## Written problem
Every line of the material below should be repeated exactly.

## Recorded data

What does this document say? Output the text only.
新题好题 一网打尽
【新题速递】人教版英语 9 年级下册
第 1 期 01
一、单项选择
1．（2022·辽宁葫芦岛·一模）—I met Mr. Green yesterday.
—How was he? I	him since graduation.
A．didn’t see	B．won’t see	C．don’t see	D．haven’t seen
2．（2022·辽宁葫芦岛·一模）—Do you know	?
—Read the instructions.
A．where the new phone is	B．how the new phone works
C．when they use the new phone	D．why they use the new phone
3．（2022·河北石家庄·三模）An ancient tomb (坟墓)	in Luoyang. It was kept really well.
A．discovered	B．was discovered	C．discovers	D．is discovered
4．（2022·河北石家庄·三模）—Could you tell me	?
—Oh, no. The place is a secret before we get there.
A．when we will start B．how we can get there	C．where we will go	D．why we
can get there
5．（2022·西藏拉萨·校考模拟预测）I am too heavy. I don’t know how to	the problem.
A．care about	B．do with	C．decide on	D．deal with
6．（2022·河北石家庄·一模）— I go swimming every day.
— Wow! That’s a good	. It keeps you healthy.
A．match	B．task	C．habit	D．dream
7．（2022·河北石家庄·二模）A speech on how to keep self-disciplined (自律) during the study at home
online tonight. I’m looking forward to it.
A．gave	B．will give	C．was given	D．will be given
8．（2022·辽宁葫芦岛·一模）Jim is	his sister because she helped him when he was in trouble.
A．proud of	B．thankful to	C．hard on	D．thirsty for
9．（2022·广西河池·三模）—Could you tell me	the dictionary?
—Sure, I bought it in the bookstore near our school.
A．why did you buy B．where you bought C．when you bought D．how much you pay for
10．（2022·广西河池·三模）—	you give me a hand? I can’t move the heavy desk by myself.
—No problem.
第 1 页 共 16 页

## Response
What does this document say? Output the text only.
新题好题 一网打尽
【新题速递】人教版英语 9 年级下册
第 1 期 01
一、单项选择
1．（2022·辽宁葫芦岛·一模）—I met Mr. Green yesterday.
—How was he? I	him since graduation.
A．didn’t see	B．won’t see	C．don’t see	D．haven’t seen
2．（2022·辽宁葫芦岛·一模）—Do you know	?
—Read the instructions.
A．where the new phone is	B．how the new phone works
C．when they use the new phone	D．why they use the new phone
3．（2022·河北石家庄·三模）An ancient tomb (坟墓)	in Luoyang. It was kept really well.
A．discovered	B．was discovered	C．discovers	D．is discovered
4．（2022·河北石家庄·三模）—Could you tell me	?
—Oh, no. The place is a secret before we get there.
A．when we will start B．how we can get there	C．where we will go	D．why we
can get there
5．（2022·西藏拉萨·校考模拟预测）I am too heavy. I don’t know how to	the problem.
A．care about	B．do with	C．decide on	D．deal with
6．（2022·河北石家庄·一模）— I go swimming every day.
— Wow! That’s a good	. It keeps you healthy.
A．match	B．task	C．habit	D．dream
7．（2022·河北石家庄·二模）A speech on how to keep self-disciplined (自律) during the study at home
online tonight. I’m looking forward to it.
A．gave	B．will give	C．was given	D．will be given
8．（2022·辽宁葫芦岛·一模）Jim is	his sister because she helped him when he was in trouble.
A．proud of	B．thankful to	C．hard on	D．thirsty for
9．（2022·广西河池·三模）—Could you tell me	the dictionary?
—Sure, I bought it in the bookstore near our school.
A．why did you buy B．where you bought C．when you bought D．how much you pay for
10．（2022·广西河池·三模）—	you give me a hand? I can’t move the heavy desk by myself.
—No problem.
第 1 页 共 16 页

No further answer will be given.